Lines of data:
__________________________________________________

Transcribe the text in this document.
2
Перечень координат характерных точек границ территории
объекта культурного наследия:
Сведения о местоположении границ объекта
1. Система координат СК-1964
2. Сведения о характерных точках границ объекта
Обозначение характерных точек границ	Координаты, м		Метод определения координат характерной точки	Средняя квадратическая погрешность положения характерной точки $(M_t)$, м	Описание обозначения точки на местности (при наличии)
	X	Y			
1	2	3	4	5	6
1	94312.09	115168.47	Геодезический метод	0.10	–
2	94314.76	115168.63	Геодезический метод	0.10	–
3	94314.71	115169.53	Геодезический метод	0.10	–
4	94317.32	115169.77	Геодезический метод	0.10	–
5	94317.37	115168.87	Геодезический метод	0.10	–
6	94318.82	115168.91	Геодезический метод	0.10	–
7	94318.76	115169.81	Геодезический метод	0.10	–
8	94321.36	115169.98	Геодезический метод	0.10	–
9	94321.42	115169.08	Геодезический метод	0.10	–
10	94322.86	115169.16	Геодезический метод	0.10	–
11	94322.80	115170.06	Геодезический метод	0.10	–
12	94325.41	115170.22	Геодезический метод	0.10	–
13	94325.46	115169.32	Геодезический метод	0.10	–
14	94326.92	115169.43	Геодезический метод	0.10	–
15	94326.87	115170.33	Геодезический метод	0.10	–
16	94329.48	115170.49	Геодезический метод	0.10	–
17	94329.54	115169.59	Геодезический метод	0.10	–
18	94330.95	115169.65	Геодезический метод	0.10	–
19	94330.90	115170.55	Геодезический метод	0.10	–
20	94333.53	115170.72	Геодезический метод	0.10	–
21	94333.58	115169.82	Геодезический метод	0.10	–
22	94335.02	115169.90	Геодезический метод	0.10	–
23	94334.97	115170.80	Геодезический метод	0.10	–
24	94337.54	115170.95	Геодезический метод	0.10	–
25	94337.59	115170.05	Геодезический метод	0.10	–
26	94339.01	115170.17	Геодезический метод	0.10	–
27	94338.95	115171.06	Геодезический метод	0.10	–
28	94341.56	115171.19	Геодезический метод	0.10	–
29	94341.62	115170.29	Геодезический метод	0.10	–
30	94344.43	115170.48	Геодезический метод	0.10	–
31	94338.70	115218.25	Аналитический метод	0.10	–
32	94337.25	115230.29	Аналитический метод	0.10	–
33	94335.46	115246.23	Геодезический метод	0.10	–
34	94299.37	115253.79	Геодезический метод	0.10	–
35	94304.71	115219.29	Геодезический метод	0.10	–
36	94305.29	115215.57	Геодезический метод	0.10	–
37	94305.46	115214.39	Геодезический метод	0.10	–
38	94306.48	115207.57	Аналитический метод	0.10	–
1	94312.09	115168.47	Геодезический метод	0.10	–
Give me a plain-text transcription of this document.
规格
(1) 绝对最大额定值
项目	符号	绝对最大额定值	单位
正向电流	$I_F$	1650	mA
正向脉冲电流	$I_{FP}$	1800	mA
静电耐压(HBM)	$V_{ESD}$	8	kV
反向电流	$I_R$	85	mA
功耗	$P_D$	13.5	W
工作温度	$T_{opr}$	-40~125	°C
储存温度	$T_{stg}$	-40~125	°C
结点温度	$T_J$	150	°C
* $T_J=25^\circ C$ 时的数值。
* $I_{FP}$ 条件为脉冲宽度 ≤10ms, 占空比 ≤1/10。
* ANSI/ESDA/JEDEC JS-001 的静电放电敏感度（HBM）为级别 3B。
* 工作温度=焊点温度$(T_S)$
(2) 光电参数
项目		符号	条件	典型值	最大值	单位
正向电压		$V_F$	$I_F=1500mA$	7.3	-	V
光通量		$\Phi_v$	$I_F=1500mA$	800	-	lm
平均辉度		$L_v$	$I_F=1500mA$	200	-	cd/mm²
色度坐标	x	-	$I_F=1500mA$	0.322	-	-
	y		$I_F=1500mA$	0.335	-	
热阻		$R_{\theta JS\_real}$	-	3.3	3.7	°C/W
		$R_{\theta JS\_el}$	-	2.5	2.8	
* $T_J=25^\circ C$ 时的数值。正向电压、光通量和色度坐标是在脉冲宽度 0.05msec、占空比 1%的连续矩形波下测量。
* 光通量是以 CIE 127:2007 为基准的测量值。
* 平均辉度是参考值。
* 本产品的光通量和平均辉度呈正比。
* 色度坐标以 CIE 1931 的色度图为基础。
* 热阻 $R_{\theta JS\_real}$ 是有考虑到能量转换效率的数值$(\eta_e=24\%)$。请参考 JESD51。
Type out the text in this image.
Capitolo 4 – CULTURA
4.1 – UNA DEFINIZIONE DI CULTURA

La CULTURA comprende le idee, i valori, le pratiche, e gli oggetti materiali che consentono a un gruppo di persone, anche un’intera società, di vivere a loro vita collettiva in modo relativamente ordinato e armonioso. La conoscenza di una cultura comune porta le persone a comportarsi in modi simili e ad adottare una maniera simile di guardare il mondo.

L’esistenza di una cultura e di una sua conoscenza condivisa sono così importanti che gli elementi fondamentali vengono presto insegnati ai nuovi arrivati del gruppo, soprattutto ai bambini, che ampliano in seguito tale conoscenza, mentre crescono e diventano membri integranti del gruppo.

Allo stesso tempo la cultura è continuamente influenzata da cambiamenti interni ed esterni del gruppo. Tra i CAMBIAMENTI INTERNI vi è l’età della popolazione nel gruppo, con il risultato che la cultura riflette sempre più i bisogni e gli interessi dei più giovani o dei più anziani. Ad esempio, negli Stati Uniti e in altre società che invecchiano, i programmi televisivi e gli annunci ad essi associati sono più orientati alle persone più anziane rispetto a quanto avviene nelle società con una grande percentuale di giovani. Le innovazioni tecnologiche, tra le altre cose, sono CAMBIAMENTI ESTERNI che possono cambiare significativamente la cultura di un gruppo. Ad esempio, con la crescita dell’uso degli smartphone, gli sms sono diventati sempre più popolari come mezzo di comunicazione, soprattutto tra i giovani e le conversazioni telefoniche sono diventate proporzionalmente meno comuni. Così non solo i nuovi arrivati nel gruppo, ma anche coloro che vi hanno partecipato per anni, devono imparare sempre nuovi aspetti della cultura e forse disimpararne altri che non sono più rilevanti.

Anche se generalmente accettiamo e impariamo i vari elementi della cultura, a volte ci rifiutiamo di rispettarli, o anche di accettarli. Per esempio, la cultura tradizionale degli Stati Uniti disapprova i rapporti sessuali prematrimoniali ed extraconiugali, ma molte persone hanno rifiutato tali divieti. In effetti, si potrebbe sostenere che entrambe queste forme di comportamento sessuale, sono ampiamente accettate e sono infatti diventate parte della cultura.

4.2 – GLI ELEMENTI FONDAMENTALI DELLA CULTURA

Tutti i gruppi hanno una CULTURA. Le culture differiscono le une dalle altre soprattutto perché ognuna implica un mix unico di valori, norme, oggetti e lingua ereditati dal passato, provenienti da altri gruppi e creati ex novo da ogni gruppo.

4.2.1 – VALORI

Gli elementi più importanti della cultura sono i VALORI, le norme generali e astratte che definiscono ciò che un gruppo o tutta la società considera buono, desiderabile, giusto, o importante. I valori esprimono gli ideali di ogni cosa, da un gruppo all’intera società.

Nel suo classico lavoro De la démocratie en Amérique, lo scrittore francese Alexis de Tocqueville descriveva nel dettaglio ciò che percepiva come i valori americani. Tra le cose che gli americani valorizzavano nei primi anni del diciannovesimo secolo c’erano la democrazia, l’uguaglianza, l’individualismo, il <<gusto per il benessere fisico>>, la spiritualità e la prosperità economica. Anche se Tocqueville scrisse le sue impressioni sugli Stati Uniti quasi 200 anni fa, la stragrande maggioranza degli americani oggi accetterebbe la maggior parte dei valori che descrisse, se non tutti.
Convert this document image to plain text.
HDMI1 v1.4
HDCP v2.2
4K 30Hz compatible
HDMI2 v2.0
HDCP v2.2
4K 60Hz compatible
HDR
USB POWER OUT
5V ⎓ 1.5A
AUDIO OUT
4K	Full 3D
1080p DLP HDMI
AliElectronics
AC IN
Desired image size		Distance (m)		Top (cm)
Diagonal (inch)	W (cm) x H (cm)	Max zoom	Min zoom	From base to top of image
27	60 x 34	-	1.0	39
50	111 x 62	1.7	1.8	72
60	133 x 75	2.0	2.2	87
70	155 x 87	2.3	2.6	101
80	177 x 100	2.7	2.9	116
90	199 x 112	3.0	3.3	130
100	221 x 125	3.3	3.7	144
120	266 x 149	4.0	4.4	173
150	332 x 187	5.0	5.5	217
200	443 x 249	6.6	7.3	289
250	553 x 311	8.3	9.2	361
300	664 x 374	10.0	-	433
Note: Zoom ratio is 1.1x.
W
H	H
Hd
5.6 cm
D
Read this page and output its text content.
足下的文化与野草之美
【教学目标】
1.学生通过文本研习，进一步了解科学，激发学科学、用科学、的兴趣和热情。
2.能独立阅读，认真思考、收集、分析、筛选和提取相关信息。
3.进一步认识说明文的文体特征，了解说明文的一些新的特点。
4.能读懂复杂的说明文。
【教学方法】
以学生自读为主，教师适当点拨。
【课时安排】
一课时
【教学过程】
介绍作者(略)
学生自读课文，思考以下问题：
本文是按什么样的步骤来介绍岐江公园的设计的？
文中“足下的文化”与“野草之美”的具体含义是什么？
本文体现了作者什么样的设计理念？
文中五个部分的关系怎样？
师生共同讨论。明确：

__________________________________________________

◆ **AIM OF THE TASK**:
Emit verbatim the lines running from the one with "Read this page and output its text content." through the last line of the data, both endpoints inclusive.

◆ **WRITTEN ANSWER**:
Read this page and output its text content.
足下的文化与野草之美
【教学目标】
1.学生通过文本研习，进一步了解科学，激发学科学、用科学、的兴趣和热情。
2.能独立阅读，认真思考、收集、分析、筛选和提取相关信息。
3.进一步认识说明文的文体特征，了解说明文的一些新的特点。
4.能读懂复杂的说明文。
【教学方法】
以学生自读为主，教师适当点拨。
【课时安排】
一课时
【教学过程】
介绍作者(略)
学生自读课文，思考以下问题：
本文是按什么样的步骤来介绍岐江公园的设计的？
文中“足下的文化”与“野草之美”的具体含义是什么？
本文体现了作者什么样的设计理念？
文中五个部分的关系怎样？
师生共同讨论。明确：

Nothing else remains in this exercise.